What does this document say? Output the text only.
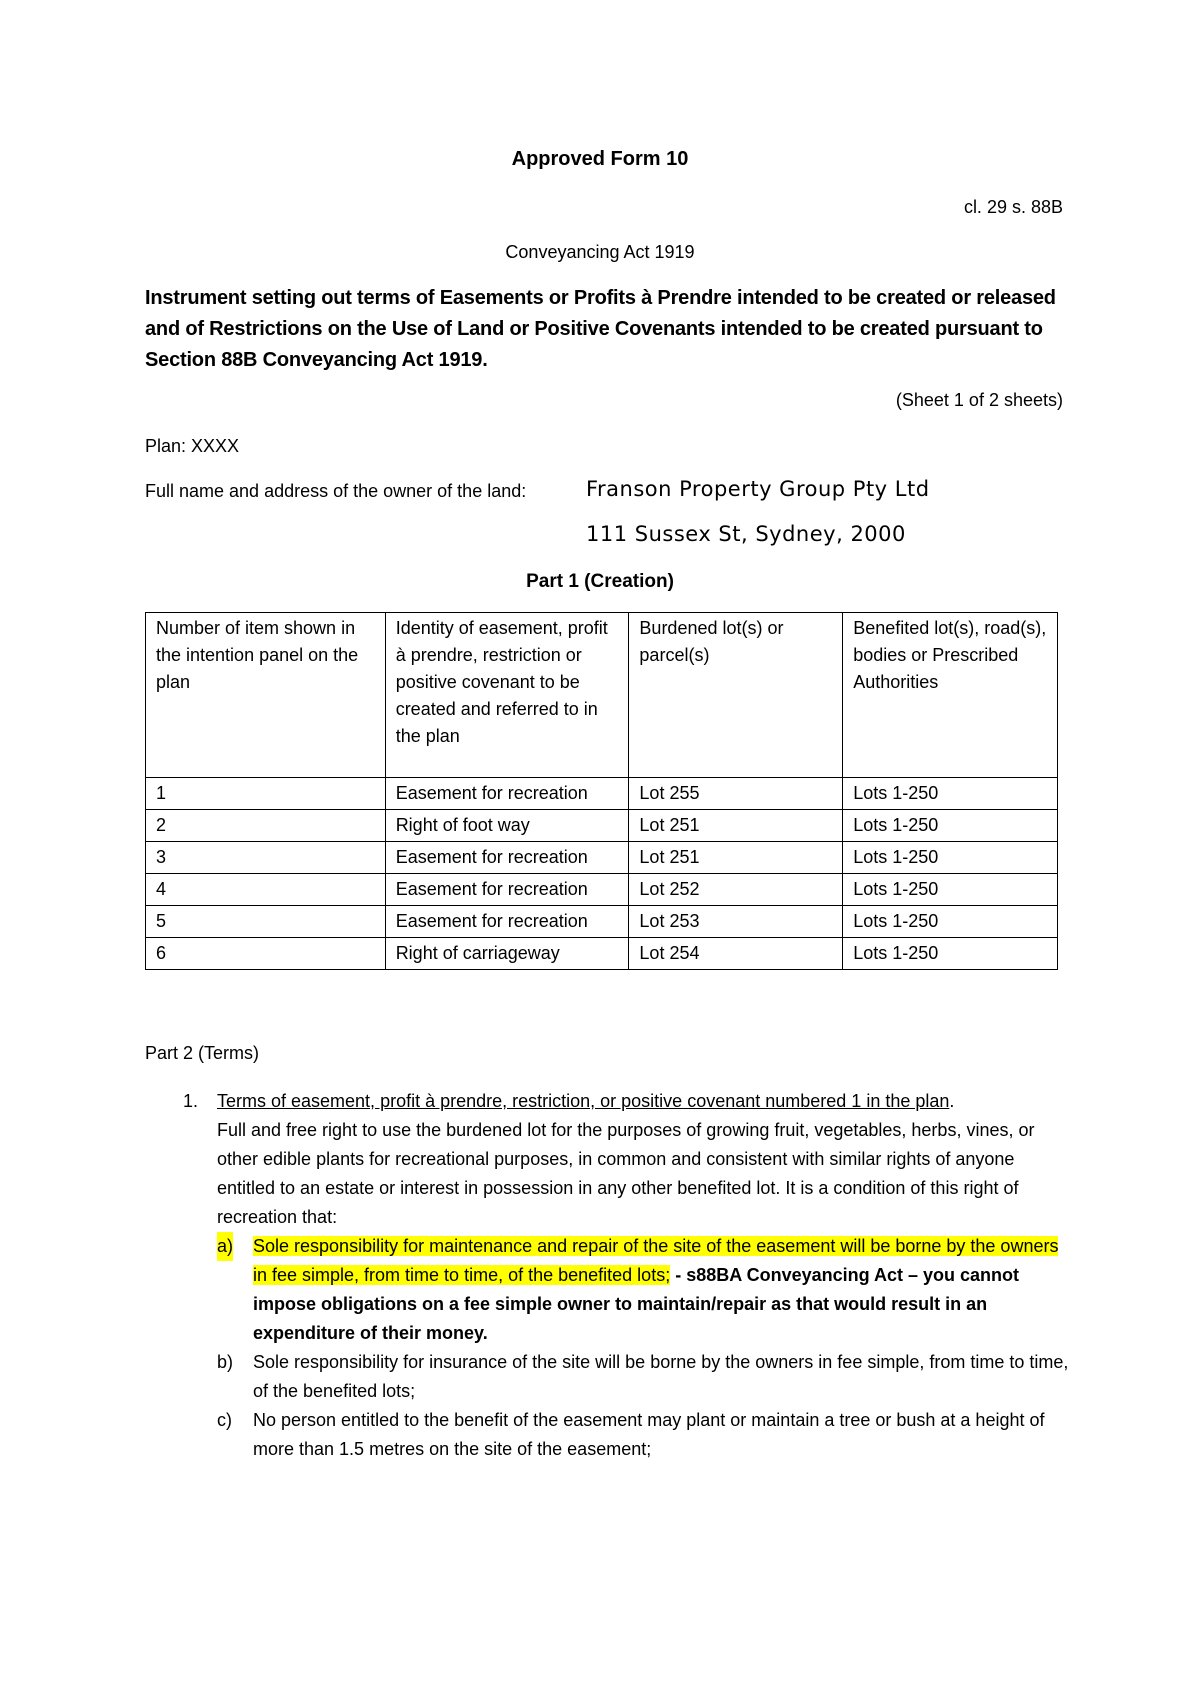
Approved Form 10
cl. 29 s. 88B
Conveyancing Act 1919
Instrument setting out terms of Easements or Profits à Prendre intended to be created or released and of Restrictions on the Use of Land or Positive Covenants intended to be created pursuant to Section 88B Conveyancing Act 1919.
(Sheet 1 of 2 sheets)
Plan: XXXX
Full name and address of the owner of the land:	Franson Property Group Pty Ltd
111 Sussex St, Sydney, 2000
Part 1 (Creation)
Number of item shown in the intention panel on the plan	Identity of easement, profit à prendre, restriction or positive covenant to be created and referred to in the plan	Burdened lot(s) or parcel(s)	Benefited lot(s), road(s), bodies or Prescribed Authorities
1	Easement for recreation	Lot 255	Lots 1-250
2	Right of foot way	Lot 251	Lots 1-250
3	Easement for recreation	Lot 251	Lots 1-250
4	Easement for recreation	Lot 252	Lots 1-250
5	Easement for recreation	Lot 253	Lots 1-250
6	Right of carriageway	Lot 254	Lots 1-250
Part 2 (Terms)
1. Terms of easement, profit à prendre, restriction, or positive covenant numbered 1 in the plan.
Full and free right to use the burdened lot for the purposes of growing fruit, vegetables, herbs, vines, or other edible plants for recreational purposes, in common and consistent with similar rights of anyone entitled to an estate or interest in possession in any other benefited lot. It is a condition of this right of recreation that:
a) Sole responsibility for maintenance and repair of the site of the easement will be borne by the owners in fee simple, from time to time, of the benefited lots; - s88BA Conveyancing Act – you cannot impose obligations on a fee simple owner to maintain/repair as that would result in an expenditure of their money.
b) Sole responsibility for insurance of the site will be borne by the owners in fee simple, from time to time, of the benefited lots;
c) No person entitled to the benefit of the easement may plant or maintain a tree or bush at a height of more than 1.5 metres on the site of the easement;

### The request
Copy out the entries verbatim and leave the images out.

### Exercise answer
What does this document say? Output the text only.
Approved Form 10
cl. 29 s. 88B
Conveyancing Act 1919
Instrument setting out terms of Easements or Profits à Prendre intended to be created or released and of Restrictions on the Use of Land or Positive Covenants intended to be created pursuant to Section 88B Conveyancing Act 1919.
(Sheet 1 of 2 sheets)
Plan: XXXX
Full name and address of the owner of the land:	Franson Property Group Pty Ltd
111 Sussex St, Sydney, 2000
Part 1 (Creation)
Number of item shown in the intention panel on the plan	Identity of easement, profit à prendre, restriction or positive covenant to be created and referred to in the plan	Burdened lot(s) or parcel(s)	Benefited lot(s), road(s), bodies or Prescribed Authorities
1	Easement for recreation	Lot 255	Lots 1-250
2	Right of foot way	Lot 251	Lots 1-250
3	Easement for recreation	Lot 251	Lots 1-250
4	Easement for recreation	Lot 252	Lots 1-250
5	Easement for recreation	Lot 253	Lots 1-250
6	Right of carriageway	Lot 254	Lots 1-250
Part 2 (Terms)
1. Terms of easement, profit à prendre, restriction, or positive covenant numbered 1 in the plan.
Full and free right to use the burdened lot for the purposes of growing fruit, vegetables, herbs, vines, or other edible plants for recreational purposes, in common and consistent with similar rights of anyone entitled to an estate or interest in possession in any other benefited lot. It is a condition of this right of recreation that:
a) Sole responsibility for maintenance and repair of the site of the easement will be borne by the owners in fee simple, from time to time, of the benefited lots; - s88BA Conveyancing Act – you cannot impose obligations on a fee simple owner to maintain/repair as that would result in an expenditure of their money.
b) Sole responsibility for insurance of the site will be borne by the owners in fee simple, from time to time, of the benefited lots;
c) No person entitled to the benefit of the easement may plant or maintain a tree or bush at a height of more than 1.5 metres on the site of the easement;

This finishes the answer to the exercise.